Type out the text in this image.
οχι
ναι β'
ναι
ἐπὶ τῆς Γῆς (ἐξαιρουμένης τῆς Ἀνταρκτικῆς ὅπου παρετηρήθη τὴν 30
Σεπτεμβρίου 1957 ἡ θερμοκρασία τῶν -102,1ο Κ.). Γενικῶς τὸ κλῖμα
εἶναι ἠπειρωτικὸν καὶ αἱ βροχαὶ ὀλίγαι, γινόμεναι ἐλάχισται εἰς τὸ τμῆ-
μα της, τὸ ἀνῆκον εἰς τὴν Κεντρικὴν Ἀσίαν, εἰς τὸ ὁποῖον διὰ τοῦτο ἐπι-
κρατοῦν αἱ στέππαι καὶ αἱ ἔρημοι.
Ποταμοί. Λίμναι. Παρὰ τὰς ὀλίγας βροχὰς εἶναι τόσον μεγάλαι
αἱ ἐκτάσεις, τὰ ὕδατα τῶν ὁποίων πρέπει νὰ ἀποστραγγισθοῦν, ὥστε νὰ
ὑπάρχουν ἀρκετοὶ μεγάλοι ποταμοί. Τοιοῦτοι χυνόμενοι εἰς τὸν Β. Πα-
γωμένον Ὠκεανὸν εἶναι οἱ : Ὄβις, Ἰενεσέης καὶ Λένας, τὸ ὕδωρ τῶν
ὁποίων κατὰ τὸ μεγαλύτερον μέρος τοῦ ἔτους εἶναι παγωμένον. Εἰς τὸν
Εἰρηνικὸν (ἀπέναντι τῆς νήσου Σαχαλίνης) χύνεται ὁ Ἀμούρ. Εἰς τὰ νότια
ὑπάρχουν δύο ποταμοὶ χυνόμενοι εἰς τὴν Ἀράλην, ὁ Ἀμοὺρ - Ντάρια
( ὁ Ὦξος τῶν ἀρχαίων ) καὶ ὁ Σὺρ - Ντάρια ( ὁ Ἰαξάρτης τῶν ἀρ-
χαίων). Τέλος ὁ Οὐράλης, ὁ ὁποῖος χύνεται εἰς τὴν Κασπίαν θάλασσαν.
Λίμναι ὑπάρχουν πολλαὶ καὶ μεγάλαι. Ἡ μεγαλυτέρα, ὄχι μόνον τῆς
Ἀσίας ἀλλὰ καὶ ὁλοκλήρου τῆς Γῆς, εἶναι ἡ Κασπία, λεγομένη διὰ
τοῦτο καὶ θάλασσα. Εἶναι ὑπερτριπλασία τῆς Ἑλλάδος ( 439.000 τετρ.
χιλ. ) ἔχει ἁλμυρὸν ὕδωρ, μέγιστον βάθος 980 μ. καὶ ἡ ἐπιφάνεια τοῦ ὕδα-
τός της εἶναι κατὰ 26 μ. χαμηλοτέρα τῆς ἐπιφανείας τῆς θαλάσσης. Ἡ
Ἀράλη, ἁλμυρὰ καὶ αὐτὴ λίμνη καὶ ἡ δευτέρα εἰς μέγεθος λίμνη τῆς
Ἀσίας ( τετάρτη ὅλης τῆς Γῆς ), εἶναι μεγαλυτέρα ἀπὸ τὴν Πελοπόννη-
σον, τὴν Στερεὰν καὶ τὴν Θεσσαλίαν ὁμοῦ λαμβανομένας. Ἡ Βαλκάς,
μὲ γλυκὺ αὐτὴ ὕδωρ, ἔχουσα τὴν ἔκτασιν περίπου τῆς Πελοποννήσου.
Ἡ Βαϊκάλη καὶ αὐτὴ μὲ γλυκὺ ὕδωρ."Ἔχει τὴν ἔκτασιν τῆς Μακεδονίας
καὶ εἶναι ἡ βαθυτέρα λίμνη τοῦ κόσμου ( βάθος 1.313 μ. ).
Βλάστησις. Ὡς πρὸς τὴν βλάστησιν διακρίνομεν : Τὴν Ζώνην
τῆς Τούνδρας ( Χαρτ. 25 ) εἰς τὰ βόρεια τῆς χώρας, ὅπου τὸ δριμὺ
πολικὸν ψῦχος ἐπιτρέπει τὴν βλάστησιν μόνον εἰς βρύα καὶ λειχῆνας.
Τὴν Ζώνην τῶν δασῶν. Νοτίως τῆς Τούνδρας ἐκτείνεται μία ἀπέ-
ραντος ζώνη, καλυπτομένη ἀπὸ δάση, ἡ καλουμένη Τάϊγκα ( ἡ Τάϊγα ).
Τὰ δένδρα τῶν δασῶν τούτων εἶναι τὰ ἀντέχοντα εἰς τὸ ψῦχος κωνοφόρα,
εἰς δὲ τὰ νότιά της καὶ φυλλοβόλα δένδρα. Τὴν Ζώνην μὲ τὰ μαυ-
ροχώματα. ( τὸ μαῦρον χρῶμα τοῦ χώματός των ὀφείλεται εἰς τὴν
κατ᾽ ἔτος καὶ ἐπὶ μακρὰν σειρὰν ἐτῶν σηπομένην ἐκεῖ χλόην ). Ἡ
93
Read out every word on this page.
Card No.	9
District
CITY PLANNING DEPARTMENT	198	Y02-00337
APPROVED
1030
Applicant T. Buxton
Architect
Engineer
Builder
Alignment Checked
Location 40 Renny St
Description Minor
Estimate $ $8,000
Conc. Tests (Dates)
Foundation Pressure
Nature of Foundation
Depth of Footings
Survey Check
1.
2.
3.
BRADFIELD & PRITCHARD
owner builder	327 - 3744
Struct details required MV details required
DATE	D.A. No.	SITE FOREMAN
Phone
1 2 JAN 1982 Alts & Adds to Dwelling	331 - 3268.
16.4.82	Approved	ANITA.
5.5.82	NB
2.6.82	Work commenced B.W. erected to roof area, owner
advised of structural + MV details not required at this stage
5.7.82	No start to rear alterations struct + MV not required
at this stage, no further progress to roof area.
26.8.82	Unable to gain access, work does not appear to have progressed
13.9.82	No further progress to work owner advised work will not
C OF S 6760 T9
§ §
[EXERCISE DESCRIPTION] Write out every line of the preceding listing that contains "βλάστησιν".

[WORKED ANSWER]
Βλάστησις. Ὡς πρὸς τὴν βλάστησιν διακρίνομεν : Τὴν Ζώνην
πολικὸν ψῦχος ἐπιτρέπει τὴν βλάστησιν μόνον εἰς βρύα καὶ λειχῆνας.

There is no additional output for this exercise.